— BEGIN TASK INPUT —
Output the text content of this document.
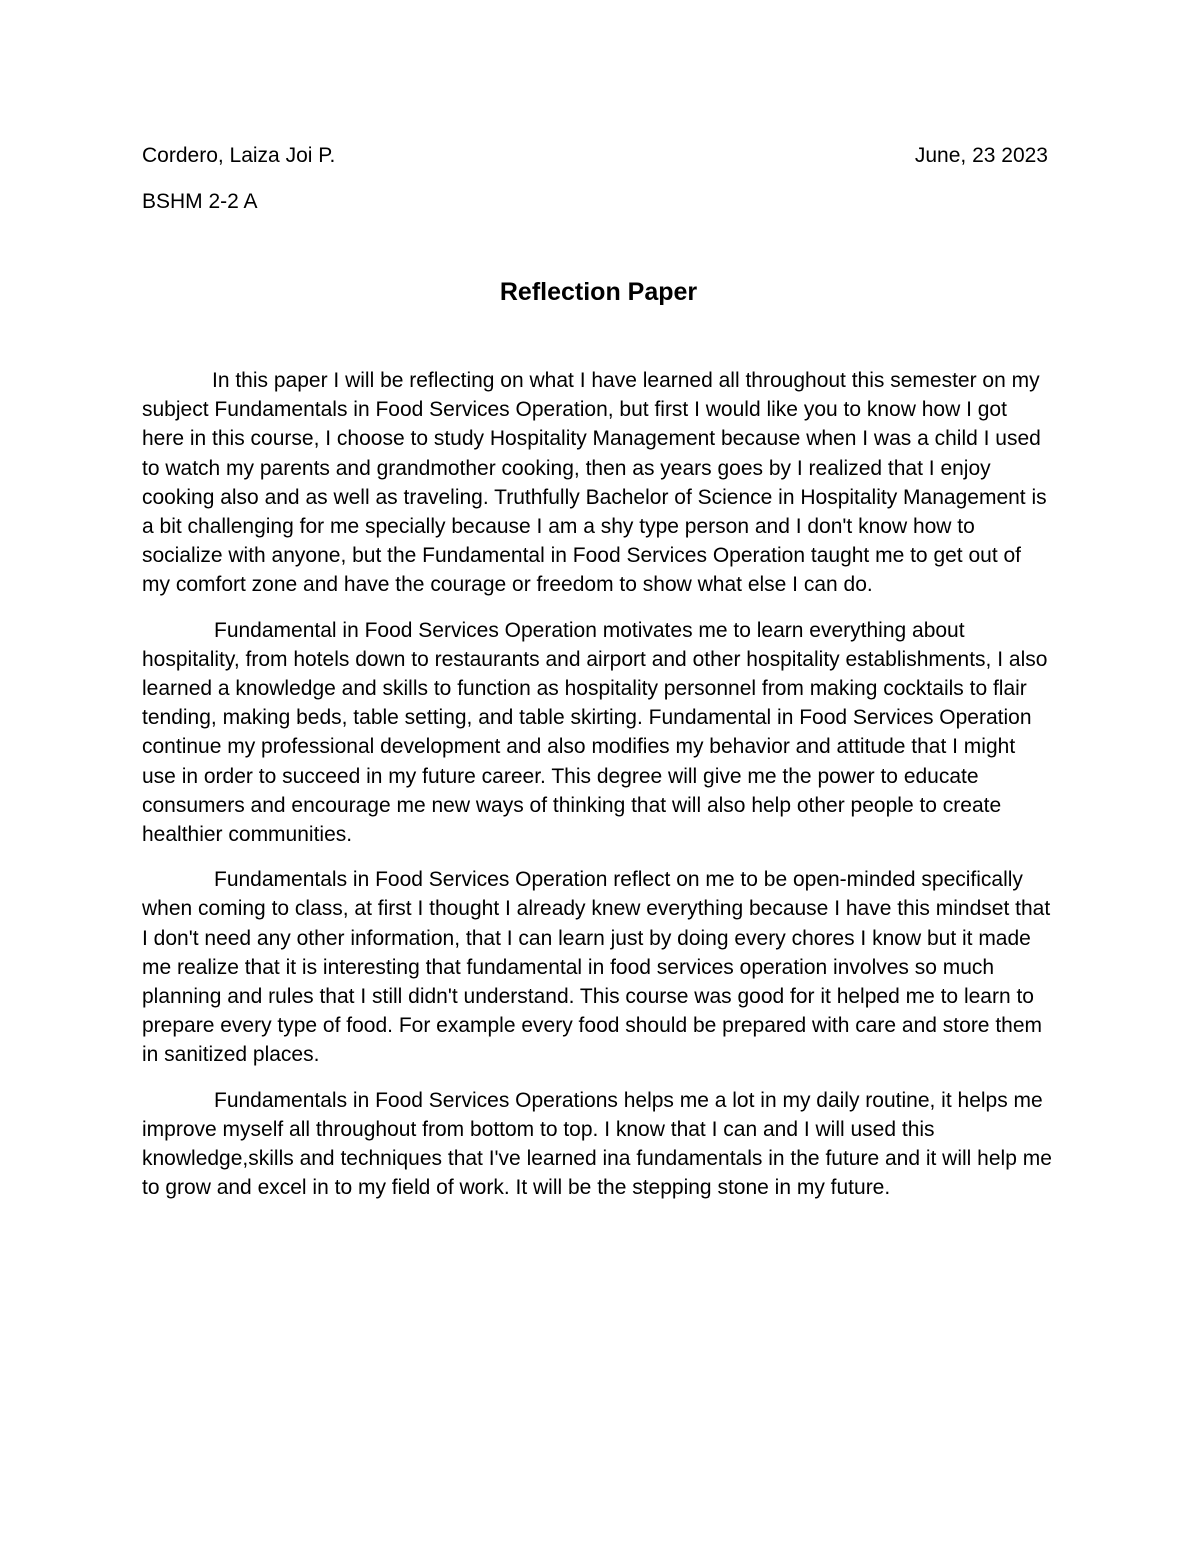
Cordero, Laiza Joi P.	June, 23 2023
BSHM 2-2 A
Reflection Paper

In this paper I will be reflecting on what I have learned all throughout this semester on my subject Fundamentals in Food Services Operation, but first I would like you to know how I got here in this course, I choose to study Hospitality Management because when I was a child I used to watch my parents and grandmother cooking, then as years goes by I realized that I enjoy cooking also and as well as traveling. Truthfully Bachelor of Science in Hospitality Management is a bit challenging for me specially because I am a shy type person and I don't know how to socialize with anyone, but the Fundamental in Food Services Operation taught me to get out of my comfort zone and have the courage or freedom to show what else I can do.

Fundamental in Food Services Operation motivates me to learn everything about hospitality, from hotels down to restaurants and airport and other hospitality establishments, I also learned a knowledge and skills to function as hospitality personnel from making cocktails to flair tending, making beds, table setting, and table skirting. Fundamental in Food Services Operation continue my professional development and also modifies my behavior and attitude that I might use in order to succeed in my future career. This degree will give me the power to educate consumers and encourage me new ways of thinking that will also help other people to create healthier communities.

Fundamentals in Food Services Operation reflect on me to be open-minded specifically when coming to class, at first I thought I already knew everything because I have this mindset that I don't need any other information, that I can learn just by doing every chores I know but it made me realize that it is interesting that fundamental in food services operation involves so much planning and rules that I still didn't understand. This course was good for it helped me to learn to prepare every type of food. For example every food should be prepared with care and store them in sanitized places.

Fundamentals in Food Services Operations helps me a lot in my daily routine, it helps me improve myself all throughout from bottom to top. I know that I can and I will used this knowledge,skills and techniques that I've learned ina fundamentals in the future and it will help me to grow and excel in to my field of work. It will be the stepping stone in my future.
— END TASK INPUT —
— BEGIN TASK INPUT —
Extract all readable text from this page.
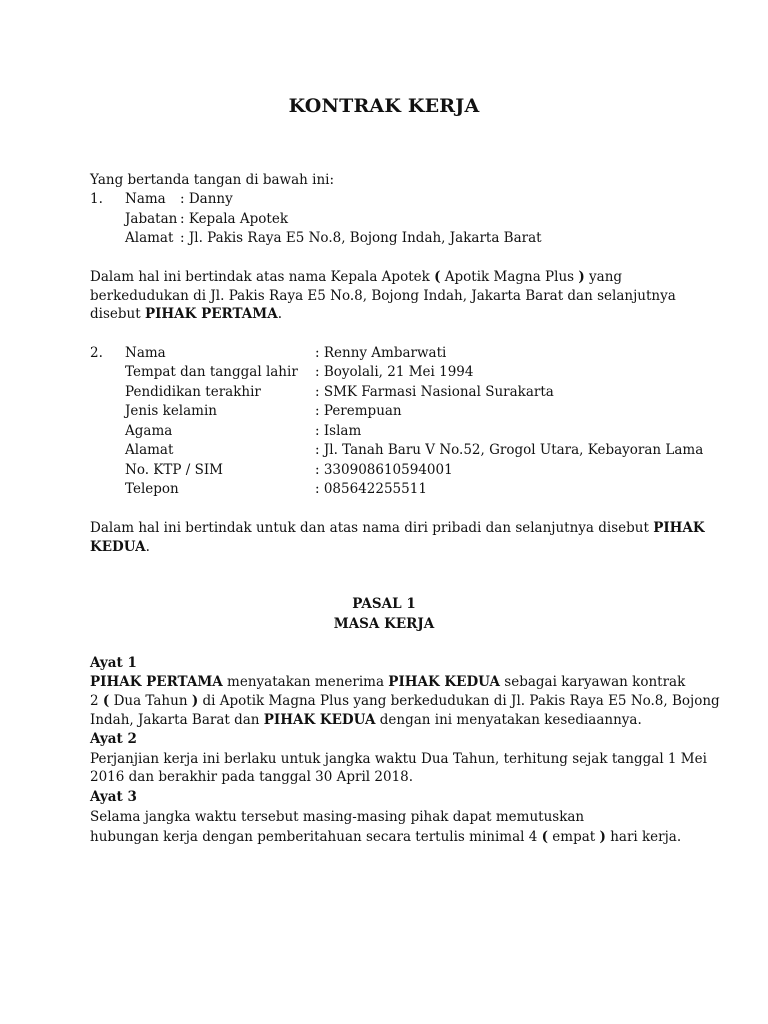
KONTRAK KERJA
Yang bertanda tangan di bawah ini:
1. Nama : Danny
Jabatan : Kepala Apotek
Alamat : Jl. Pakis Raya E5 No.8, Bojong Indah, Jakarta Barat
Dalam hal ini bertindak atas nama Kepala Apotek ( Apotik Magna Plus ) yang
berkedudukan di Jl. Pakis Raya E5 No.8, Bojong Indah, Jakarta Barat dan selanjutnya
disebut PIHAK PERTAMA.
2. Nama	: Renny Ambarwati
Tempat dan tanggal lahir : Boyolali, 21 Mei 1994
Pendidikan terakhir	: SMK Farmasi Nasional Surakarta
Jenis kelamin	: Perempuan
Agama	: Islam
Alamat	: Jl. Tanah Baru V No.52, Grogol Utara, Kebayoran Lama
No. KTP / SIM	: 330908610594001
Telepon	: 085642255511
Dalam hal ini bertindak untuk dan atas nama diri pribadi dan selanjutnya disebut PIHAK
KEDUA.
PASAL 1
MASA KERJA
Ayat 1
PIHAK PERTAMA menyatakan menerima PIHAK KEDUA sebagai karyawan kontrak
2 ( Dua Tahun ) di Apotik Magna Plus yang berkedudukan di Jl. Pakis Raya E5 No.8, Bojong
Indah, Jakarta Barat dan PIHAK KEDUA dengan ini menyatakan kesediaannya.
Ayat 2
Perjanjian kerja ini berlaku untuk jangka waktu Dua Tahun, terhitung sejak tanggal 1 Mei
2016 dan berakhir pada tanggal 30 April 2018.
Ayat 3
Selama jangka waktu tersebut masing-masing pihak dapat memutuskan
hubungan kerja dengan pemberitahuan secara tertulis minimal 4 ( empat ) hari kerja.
— END TASK INPUT —
INSTRUCTIONS TO FOLLOW
Go through the material and select each line with the string "Dalam" in it.

COMPLETE ANSWER
Dalam hal ini bertindak atas nama Kepala Apotek ( Apotik Magna Plus ) yang
Dalam hal ini bertindak untuk dan atas nama diri pribadi dan selanjutnya disebut PIHAK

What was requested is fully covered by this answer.